* _Short task_
Find the word "this" in the data. Return every line where it appears.

━━ Given entries ━━

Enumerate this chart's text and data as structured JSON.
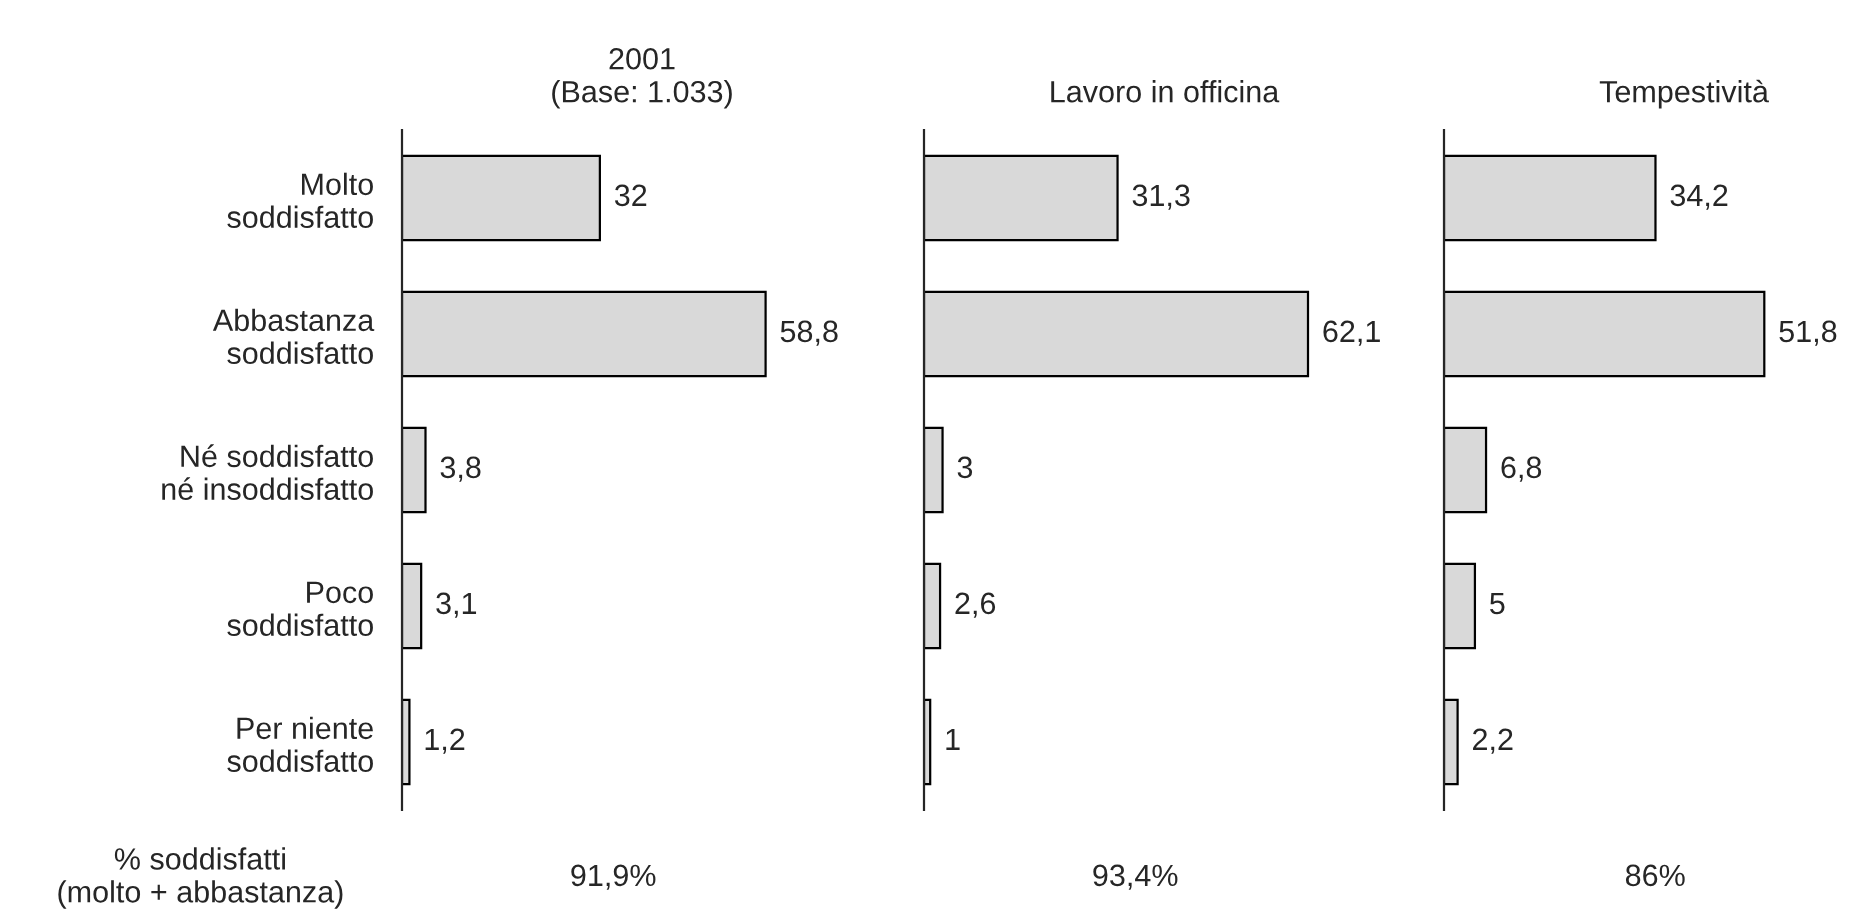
{
  "chart_data": [
    {
      "type": "bar",
      "orientation": "horizontal",
      "title": "2001\n(Base: 1.033)",
      "categories": [
        "Molto\nsoddisfatto",
        "Abbastanza\nsoddisfatto",
        "Né soddisfatto\nné insoddisfatto",
        "Poco\nsoddisfatto",
        "Per niente\nsoddisfatto"
      ],
      "values": [
        32,
        58.8,
        3.8,
        3.1,
        1.2
      ],
      "value_labels": [
        "32",
        "58,8",
        "3,8",
        "3,1",
        "1,2"
      ],
      "color": "#d9d9d9",
      "annotations": [
        "% soddisfatti\n(molto + abbastanza)",
        "91,9%"
      ],
      "tick_labels": "y",
      "grid": false,
      "legend": false
    },
    {
      "type": "bar",
      "orientation": "horizontal",
      "title": "Lavoro in officina",
      "categories": [
        null,
        null,
        null,
        null,
        null
      ],
      "values": [
        31.3,
        62.1,
        3,
        2.6,
        1
      ],
      "value_labels": [
        "31,3",
        "62,1",
        "3",
        "2,6",
        "1"
      ],
      "color": "#d9d9d9",
      "annotations": [
        "93,4%"
      ],
      "tick_labels": false,
      "grid": false,
      "legend": false
    },
    {
      "type": "bar",
      "orientation": "horizontal",
      "title": "Tempestività",
      "categories": [
        null,
        null,
        null,
        null,
        null
      ],
      "values": [
        34.2,
        51.8,
        6.8,
        5,
        2.2
      ],
      "value_labels": [
        "34,2",
        "51,8",
        "6,8",
        "5",
        "2,2"
      ],
      "color": "#d9d9d9",
      "annotations": [
        "86%"
      ],
      "tick_labels": false,
      "grid": false,
      "legend": false
    }
  ]
}
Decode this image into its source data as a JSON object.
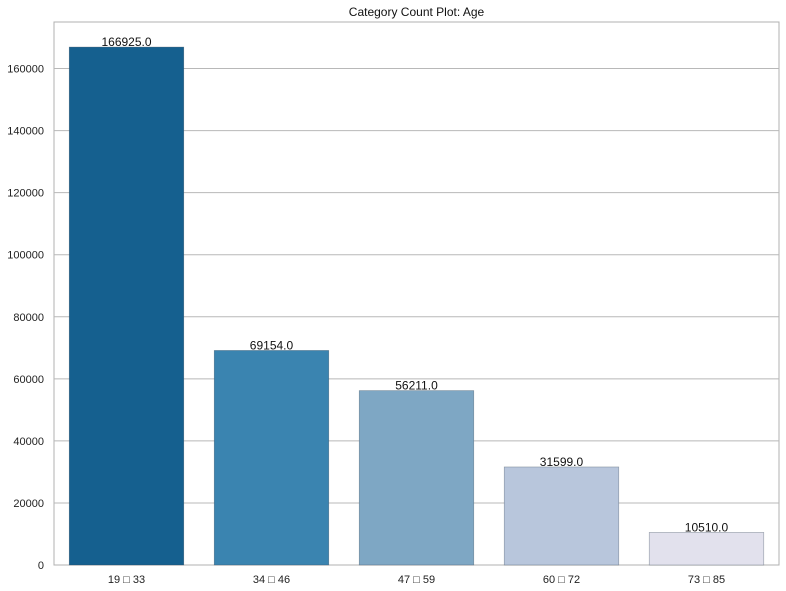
{
  "chart_data": {
    "type": "bar",
    "title": "Category Count Plot: Age",
    "xlabel": "",
    "ylabel": "",
    "categories": [
      "19 □ 33",
      "34 □ 46",
      "47 □ 59",
      "60 □ 72",
      "73 □ 85"
    ],
    "values": [
      166925,
      69154,
      56211,
      31599,
      10510
    ],
    "data_labels": [
      "166925.0",
      "69154.0",
      "56211.0",
      "31599.0",
      "10510.0"
    ],
    "colors": [
      "#15608f",
      "#3a84b0",
      "#7ea7c4",
      "#b8c6dc",
      "#e2e1ed"
    ],
    "yticks": [
      0,
      20000,
      40000,
      60000,
      80000,
      100000,
      120000,
      140000,
      160000
    ],
    "ytick_labels": [
      "0",
      "20000",
      "40000",
      "60000",
      "80000",
      "100000",
      "120000",
      "140000",
      "160000"
    ],
    "ylim": [
      0,
      175000
    ],
    "grid": "horizontal",
    "legend": "none"
  }
}
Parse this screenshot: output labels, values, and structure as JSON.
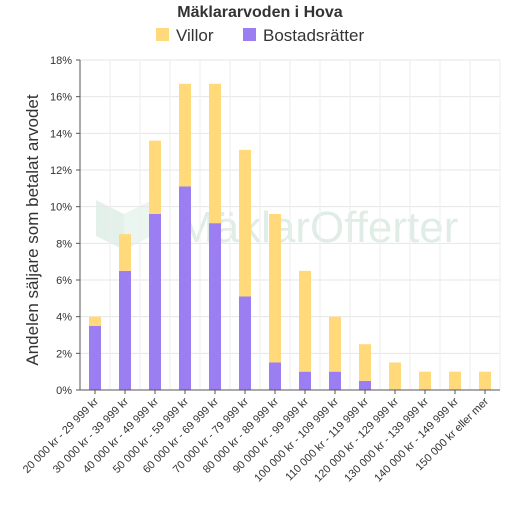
{
  "chart_data": {
    "type": "bar",
    "stacked": true,
    "title": "Mäklararvoden i Hova",
    "ylabel": "Andelen säljare som betalat arvodet",
    "xlabel": "",
    "ylim": [
      0,
      18
    ],
    "yticks": [
      "0%",
      "2%",
      "4%",
      "6%",
      "8%",
      "10%",
      "12%",
      "14%",
      "16%",
      "18%"
    ],
    "grid": true,
    "legend_position": "top",
    "watermark": "MäklarOfferter",
    "categories": [
      "20 000 kr - 29 999 kr",
      "30 000 kr - 39 999 kr",
      "40 000 kr - 49 999 kr",
      "50 000 kr - 59 999 kr",
      "60 000 kr - 69 999 kr",
      "70 000 kr - 79 999 kr",
      "80 000 kr - 89 999 kr",
      "90 000 kr - 99 999 kr",
      "100 000 kr - 109 999 kr",
      "110 000 kr - 119 999 kr",
      "120 000 kr - 129 999 kr",
      "130 000 kr - 139 999 kr",
      "140 000 kr - 149 999 kr",
      "150 000 kr eller mer"
    ],
    "series": [
      {
        "name": "Bostadsrätter",
        "color": "#9a7ef2",
        "values": [
          3.5,
          6.5,
          9.6,
          11.1,
          9.1,
          5.1,
          1.5,
          1.0,
          1.0,
          0.5,
          0,
          0,
          0,
          0
        ]
      },
      {
        "name": "Villor",
        "color": "#ffd97a",
        "values": [
          0.5,
          2.0,
          4.0,
          5.6,
          7.6,
          8.0,
          8.1,
          5.5,
          3.0,
          2.0,
          1.5,
          1.0,
          1.0,
          1.0
        ]
      }
    ],
    "legend_order": [
      "Villor",
      "Bostadsrätter"
    ]
  }
}
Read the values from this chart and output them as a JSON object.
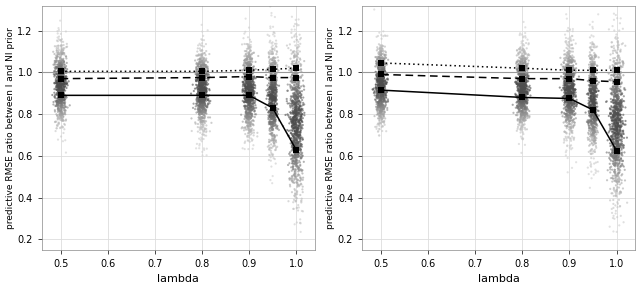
{
  "xlim": [
    0.46,
    1.04
  ],
  "ylim": [
    0.15,
    1.32
  ],
  "yticks": [
    0.2,
    0.4,
    0.6,
    0.8,
    1.0,
    1.2
  ],
  "xticks": [
    0.5,
    0.6,
    0.7,
    0.8,
    0.9,
    1.0
  ],
  "xlabel": "lambda",
  "ylabel": "predictive RMSE ratio between I and NI prior",
  "hline_y": 1.0,
  "bg_color": "#ffffff",
  "plot_bg_color": "#ffffff",
  "grid_color": "#dddddd",
  "panel_left": {
    "solid_line_x": [
      0.5,
      0.8,
      0.9,
      0.95,
      1.0
    ],
    "solid_line_y": [
      0.89,
      0.89,
      0.89,
      0.83,
      0.63
    ],
    "dashed_line_x": [
      0.5,
      0.8,
      0.9,
      0.95,
      1.0
    ],
    "dashed_line_y": [
      0.97,
      0.975,
      0.98,
      0.975,
      0.975
    ],
    "dotted_line_x": [
      0.5,
      0.8,
      0.9,
      0.95,
      1.0
    ],
    "dotted_line_y": [
      1.005,
      1.005,
      1.01,
      1.015,
      1.02
    ]
  },
  "panel_right": {
    "solid_line_x": [
      0.5,
      0.8,
      0.9,
      0.95,
      1.0
    ],
    "solid_line_y": [
      0.915,
      0.88,
      0.875,
      0.82,
      0.625
    ],
    "dashed_line_x": [
      0.5,
      0.8,
      0.9,
      0.95,
      1.0
    ],
    "dashed_line_y": [
      0.99,
      0.97,
      0.97,
      0.96,
      0.955
    ],
    "dotted_line_x": [
      0.5,
      0.8,
      0.9,
      0.95,
      1.0
    ],
    "dotted_line_y": [
      1.045,
      1.02,
      1.01,
      1.01,
      1.01
    ]
  },
  "scatter_params": {
    "0.5": {
      "n": 800,
      "mean": 0.94,
      "std": 0.1,
      "jitter": 0.006
    },
    "0.8": {
      "n": 900,
      "mean": 0.92,
      "std": 0.1,
      "jitter": 0.006
    },
    "0.9": {
      "n": 900,
      "mean": 0.91,
      "std": 0.11,
      "jitter": 0.006
    },
    "0.95": {
      "n": 700,
      "mean": 0.87,
      "std": 0.13,
      "jitter": 0.005
    },
    "1.0": {
      "n": 1000,
      "mean": 0.76,
      "std": 0.19,
      "jitter": 0.007
    }
  },
  "seed": 42,
  "figsize": [
    6.41,
    2.9
  ],
  "dpi": 100
}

━━━

* _Task output_
Enumerate this chart's text and data as structured JSON.
Decode this image into its source data as a JSON object.
Parse this screenshot: output labels, values, and structure as JSON.
Read the values from this chart and output them as a JSON object.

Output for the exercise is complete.